## What is required
Every line with the string "title" should be gathered.

[START Task input]

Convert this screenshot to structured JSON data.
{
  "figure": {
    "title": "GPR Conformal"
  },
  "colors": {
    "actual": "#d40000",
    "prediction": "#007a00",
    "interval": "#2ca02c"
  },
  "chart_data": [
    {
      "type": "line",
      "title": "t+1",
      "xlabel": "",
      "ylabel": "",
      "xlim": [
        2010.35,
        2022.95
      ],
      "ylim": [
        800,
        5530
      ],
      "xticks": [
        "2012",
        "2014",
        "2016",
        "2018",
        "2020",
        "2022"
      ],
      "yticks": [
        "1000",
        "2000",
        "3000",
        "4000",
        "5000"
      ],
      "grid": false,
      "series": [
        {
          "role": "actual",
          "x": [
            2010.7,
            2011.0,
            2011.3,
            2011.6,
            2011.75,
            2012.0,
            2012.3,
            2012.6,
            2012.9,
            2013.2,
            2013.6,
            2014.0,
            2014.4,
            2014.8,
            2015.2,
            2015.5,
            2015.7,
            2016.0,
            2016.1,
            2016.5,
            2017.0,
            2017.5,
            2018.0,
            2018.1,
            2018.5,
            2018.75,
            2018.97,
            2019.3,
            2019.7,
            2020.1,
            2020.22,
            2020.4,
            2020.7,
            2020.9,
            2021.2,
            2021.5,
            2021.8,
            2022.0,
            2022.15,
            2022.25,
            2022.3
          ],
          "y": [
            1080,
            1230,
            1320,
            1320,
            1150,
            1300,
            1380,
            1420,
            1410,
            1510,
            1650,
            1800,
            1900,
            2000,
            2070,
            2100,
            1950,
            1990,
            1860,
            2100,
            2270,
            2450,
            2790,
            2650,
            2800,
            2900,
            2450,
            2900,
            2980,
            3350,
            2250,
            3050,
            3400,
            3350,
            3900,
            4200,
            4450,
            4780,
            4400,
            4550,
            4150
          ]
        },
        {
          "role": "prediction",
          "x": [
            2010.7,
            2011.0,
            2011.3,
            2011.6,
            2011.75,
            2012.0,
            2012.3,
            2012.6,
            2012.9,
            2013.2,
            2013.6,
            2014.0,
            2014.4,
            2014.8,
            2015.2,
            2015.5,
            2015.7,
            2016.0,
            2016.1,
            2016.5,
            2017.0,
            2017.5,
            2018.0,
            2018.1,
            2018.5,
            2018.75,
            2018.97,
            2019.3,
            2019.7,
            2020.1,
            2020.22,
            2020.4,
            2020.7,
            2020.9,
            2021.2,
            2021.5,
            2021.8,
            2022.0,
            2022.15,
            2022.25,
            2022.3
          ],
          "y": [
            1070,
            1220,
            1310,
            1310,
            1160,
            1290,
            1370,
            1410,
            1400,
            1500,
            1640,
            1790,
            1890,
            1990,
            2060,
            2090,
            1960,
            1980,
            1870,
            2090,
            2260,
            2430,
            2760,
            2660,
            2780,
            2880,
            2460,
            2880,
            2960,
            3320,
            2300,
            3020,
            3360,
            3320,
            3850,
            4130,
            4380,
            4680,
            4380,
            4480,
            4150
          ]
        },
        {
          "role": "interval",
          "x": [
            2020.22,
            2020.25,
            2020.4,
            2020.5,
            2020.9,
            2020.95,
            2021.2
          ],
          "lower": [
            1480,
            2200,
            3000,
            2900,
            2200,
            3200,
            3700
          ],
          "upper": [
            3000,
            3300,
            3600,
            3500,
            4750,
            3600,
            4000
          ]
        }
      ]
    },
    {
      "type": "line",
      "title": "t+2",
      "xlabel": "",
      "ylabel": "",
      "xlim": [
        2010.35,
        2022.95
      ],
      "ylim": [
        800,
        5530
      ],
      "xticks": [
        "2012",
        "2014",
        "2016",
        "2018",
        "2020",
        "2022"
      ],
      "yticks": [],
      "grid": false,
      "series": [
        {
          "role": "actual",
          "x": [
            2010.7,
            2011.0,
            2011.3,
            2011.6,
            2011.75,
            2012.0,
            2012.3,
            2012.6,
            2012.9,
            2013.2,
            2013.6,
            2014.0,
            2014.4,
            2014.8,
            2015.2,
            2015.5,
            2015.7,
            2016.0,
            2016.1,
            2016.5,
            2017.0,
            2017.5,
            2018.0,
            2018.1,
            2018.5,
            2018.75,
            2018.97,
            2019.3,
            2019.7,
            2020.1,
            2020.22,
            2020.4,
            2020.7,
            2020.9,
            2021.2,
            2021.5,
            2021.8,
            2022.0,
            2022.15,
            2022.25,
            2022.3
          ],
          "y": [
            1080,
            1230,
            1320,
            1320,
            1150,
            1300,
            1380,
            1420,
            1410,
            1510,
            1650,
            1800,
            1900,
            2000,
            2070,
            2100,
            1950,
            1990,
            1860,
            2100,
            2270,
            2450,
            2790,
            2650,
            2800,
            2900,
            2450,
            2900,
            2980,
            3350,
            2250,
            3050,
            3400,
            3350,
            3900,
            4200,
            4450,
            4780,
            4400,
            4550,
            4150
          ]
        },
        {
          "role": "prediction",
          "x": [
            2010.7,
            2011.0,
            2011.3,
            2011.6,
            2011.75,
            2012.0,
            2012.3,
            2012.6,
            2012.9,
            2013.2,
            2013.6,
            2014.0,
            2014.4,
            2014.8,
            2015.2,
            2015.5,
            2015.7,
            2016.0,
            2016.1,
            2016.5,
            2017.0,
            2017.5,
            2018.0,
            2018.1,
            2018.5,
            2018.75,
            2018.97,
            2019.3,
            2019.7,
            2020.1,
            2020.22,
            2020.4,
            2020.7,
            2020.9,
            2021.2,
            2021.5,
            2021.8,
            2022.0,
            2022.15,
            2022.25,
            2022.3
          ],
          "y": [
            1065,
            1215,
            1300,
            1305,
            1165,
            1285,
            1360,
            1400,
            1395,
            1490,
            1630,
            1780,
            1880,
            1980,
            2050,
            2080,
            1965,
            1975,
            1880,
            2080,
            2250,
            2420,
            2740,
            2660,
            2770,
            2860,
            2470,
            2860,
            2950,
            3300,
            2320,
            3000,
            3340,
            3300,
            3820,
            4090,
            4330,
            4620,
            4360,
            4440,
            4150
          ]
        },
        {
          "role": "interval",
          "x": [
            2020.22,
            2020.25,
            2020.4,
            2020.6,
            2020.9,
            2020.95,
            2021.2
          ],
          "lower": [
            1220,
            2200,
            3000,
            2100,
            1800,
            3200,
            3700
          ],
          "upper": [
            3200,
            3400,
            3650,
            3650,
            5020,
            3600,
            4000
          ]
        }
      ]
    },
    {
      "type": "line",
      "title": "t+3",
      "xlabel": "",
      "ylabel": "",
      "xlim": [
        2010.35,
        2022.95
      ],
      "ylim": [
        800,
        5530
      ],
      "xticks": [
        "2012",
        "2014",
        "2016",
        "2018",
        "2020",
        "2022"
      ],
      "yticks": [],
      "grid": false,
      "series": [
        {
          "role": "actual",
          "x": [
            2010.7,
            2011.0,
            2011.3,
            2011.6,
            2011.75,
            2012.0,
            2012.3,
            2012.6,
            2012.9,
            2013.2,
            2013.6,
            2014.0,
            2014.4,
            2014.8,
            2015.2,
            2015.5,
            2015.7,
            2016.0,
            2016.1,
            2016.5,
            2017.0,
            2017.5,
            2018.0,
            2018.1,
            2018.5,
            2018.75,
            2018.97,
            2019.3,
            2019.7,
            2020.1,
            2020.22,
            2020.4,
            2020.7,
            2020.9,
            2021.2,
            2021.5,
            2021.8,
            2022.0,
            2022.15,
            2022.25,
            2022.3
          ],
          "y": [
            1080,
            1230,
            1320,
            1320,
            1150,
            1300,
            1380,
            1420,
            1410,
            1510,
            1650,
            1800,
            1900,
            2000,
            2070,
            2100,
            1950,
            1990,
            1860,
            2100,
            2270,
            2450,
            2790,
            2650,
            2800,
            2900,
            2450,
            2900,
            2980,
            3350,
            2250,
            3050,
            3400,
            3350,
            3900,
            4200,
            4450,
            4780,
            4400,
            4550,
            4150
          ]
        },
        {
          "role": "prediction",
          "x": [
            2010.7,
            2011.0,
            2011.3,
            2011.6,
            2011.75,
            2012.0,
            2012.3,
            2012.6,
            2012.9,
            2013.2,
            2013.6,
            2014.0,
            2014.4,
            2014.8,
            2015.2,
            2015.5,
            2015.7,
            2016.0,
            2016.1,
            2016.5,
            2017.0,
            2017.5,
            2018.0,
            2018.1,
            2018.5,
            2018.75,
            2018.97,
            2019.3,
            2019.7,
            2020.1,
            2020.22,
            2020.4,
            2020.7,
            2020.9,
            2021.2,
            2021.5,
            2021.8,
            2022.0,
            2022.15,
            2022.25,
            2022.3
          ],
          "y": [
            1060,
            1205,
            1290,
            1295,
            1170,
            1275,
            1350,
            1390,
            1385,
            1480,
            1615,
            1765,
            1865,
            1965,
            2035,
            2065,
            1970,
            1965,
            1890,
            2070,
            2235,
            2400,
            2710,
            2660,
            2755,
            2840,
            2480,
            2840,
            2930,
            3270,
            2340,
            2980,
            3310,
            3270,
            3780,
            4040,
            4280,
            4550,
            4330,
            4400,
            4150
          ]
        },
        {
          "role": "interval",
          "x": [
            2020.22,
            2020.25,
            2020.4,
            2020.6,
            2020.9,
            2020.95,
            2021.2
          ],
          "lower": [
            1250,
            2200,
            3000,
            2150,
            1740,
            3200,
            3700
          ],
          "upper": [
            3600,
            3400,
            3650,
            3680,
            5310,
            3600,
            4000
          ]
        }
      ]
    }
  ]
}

[END Task input]

## Finished answer
    "title": "GPR Conformal"
      "title": "t+1",
      "title": "t+2",
      "title": "t+3",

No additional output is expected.